-- Start Data rows --
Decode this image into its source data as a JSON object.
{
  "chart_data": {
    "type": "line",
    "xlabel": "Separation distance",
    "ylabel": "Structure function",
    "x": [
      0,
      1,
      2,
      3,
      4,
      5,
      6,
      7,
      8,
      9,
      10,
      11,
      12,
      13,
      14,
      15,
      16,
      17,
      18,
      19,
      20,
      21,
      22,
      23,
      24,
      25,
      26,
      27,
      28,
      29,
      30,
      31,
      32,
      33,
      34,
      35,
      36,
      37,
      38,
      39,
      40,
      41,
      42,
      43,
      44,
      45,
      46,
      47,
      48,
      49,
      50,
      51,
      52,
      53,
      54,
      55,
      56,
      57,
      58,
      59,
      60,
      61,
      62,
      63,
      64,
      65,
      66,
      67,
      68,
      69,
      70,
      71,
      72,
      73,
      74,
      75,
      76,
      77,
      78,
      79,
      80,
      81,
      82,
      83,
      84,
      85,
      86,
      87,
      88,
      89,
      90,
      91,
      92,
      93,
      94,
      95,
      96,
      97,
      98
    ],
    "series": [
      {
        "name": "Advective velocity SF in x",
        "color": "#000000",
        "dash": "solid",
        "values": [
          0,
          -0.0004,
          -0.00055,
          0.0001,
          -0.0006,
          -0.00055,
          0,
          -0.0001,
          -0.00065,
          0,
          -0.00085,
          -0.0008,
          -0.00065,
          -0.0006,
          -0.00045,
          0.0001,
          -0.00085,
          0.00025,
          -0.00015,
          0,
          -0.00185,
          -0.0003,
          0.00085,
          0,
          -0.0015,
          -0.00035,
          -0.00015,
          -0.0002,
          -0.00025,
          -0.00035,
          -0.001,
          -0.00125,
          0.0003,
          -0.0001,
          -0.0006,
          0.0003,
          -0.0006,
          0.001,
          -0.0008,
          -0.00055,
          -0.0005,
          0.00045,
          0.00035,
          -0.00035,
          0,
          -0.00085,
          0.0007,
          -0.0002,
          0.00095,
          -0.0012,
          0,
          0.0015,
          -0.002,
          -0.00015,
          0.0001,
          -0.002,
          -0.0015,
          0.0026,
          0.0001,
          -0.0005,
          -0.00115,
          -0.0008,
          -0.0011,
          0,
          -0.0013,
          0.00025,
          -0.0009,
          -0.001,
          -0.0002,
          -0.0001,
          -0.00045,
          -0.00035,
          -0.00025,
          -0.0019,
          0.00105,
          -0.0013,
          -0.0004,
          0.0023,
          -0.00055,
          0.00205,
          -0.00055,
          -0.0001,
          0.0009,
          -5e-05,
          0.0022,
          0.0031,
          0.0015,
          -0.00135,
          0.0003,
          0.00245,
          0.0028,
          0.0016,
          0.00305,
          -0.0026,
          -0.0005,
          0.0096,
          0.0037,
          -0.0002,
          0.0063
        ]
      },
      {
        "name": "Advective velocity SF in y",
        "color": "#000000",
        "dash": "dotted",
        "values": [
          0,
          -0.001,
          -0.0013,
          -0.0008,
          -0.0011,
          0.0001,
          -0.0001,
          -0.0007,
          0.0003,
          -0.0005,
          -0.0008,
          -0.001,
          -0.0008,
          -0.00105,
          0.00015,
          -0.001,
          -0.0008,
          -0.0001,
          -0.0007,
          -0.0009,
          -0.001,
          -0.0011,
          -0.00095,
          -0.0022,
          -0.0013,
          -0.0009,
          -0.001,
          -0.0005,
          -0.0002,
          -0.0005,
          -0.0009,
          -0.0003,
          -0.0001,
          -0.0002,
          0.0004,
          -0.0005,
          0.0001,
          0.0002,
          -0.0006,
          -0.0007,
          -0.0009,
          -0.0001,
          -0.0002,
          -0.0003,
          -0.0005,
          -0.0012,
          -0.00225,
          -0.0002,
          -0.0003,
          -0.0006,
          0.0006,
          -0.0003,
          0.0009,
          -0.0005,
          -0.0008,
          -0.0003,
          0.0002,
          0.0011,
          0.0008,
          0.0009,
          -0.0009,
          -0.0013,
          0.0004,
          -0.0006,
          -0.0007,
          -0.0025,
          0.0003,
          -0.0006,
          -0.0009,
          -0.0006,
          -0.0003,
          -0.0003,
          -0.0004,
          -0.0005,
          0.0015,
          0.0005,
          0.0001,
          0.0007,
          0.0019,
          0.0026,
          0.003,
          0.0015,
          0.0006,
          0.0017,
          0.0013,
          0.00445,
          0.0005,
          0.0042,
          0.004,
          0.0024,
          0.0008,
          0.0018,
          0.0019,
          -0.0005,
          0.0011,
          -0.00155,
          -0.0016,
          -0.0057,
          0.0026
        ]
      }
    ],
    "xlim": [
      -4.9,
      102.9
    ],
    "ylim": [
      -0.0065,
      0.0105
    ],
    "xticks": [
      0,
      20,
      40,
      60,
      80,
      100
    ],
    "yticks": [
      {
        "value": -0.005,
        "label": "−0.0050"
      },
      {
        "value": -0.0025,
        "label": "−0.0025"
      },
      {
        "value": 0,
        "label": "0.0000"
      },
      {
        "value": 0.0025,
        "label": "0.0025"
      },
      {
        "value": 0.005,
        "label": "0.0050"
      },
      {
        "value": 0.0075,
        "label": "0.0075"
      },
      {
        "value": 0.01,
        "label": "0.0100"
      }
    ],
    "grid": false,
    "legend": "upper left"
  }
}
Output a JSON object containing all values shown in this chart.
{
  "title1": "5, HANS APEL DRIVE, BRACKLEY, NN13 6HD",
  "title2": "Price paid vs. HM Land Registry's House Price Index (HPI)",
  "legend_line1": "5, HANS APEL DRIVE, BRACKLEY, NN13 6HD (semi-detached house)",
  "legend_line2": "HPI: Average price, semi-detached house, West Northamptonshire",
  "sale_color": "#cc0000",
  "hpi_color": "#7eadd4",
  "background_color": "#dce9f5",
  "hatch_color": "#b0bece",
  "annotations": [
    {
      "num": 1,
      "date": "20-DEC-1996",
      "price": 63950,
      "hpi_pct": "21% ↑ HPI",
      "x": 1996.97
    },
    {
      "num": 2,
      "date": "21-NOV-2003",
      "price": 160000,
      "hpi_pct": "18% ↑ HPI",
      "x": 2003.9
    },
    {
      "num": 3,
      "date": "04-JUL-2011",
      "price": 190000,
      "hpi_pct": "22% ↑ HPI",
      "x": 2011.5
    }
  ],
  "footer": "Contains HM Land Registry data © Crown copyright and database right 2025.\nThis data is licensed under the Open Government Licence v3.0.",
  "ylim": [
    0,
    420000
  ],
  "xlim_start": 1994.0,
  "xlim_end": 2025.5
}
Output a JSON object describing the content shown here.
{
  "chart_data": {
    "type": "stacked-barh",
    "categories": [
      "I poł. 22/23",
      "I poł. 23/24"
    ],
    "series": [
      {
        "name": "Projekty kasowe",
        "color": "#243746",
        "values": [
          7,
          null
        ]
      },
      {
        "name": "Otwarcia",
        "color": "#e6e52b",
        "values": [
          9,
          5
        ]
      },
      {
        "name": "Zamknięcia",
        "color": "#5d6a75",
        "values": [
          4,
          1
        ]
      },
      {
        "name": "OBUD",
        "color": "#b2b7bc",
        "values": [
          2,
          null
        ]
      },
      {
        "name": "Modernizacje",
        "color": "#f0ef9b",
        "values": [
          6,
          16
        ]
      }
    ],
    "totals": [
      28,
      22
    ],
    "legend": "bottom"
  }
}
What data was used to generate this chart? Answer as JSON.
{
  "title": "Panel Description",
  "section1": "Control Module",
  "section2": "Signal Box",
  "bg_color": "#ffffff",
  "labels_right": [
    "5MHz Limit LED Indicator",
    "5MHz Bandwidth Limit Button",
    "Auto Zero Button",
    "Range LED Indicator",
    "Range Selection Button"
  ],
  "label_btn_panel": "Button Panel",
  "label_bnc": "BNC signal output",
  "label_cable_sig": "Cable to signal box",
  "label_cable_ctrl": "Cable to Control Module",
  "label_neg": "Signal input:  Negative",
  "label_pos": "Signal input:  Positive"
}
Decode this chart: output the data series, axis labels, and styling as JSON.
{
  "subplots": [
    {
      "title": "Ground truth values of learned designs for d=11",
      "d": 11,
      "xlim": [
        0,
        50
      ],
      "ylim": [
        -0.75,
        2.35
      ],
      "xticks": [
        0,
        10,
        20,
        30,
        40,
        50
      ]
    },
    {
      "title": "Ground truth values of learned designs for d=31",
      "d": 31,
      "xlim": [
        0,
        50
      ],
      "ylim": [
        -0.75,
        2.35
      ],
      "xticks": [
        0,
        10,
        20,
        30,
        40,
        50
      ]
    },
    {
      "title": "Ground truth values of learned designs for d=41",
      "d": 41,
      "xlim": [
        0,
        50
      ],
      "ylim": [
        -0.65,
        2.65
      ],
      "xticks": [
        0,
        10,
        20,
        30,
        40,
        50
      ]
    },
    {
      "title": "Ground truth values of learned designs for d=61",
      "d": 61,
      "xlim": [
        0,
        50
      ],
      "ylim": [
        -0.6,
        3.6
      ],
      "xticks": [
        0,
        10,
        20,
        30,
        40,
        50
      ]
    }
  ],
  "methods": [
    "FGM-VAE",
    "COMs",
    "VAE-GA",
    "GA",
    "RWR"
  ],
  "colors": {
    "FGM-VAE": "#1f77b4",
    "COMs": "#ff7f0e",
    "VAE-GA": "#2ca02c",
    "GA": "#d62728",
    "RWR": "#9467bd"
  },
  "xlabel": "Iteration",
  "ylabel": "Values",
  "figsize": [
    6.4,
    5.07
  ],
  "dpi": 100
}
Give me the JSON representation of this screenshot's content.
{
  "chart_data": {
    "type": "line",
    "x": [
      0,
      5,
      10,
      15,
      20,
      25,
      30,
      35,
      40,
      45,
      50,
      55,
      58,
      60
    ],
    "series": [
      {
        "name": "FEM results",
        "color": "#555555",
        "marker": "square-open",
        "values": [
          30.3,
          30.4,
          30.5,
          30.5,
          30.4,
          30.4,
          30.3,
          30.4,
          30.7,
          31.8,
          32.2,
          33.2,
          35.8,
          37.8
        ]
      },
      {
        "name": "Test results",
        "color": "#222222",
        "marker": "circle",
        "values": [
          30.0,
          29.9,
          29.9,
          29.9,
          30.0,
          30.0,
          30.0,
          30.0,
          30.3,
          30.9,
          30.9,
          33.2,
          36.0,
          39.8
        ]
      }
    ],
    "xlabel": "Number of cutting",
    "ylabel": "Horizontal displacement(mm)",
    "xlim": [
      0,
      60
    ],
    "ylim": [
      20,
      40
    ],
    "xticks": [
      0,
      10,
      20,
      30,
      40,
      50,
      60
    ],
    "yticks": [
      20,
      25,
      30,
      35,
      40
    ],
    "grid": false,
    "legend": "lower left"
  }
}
-- End Data rows --
Problem:
Show all lines from the listing above in which "Registry" appears.

Finished exercise:
  "title2": "Price paid vs. HM Land Registry's House Price Index (HPI)",
  "footer": "Contains HM Land Registry data © Crown copyright and database right 2025.\nThis data is licensed under the Open Government Licence v3.0.",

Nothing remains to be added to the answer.